Using the listing below, select the lines with the word "JSON" and copy them.

━━━ Input ━━━

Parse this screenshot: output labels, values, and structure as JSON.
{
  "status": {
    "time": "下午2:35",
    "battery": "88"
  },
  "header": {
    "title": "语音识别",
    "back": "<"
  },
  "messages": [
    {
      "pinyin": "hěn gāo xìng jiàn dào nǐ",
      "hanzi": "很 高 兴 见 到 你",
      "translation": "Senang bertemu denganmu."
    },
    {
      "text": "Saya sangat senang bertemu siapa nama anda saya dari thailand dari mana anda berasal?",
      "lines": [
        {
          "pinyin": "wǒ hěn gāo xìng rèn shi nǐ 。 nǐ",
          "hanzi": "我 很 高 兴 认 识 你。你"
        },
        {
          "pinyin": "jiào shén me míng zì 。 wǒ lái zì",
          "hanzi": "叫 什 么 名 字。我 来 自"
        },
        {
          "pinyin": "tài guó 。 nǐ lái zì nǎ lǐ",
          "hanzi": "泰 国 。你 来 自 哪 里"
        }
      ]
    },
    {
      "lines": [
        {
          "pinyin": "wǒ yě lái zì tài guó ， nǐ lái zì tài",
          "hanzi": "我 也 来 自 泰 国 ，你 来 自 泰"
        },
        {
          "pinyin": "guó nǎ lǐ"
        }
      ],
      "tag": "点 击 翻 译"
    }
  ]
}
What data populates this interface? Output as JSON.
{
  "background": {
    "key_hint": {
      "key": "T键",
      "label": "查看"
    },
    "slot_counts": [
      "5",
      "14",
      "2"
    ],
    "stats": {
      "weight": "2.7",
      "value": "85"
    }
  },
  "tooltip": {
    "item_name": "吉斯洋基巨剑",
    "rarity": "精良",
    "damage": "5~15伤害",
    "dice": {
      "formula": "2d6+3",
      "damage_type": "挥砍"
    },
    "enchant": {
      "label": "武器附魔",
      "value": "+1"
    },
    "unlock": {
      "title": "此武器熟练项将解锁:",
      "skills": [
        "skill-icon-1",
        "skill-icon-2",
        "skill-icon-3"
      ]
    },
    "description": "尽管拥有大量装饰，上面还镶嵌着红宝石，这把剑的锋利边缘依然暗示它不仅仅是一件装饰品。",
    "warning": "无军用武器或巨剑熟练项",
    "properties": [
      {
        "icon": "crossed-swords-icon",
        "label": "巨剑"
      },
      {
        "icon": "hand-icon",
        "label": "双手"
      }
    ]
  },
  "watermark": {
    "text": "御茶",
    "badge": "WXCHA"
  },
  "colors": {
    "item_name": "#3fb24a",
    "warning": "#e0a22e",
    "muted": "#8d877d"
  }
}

━━━

Completed exercise:
Parse this screenshot: output labels, values, and structure as JSON.
What data populates this interface? Output as JSON.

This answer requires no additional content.